EXERCISE PROMPT. In the listing below, locate the lines bearing the word "flame". Copy every one of them.

Stored entries.
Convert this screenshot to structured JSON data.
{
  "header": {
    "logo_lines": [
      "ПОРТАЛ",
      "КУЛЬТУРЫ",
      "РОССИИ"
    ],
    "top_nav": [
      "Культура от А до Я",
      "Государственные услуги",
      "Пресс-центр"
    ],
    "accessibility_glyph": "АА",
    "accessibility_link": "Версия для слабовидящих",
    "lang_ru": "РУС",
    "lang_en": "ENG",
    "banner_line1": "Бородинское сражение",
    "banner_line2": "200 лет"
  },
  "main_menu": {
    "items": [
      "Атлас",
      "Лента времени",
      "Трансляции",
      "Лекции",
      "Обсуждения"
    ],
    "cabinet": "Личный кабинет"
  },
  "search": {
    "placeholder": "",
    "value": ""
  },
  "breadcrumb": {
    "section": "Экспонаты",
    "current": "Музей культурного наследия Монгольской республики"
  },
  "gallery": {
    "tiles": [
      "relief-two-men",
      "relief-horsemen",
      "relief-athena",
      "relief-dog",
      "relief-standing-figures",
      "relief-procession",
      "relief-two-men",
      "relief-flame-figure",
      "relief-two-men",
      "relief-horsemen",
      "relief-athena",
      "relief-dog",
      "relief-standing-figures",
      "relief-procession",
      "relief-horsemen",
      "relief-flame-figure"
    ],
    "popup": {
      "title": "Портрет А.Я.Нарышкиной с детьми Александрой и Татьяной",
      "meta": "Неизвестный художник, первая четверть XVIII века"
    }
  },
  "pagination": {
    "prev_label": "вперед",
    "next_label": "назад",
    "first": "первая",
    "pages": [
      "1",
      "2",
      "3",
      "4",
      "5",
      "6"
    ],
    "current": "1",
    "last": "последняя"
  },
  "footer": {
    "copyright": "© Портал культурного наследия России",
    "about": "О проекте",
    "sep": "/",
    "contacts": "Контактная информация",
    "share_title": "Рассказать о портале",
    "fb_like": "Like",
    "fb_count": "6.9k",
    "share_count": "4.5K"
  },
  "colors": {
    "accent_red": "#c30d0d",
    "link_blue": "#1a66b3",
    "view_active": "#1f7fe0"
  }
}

FINAL ANSWER.
      "relief-flame-figure",
      "relief-flame-figure"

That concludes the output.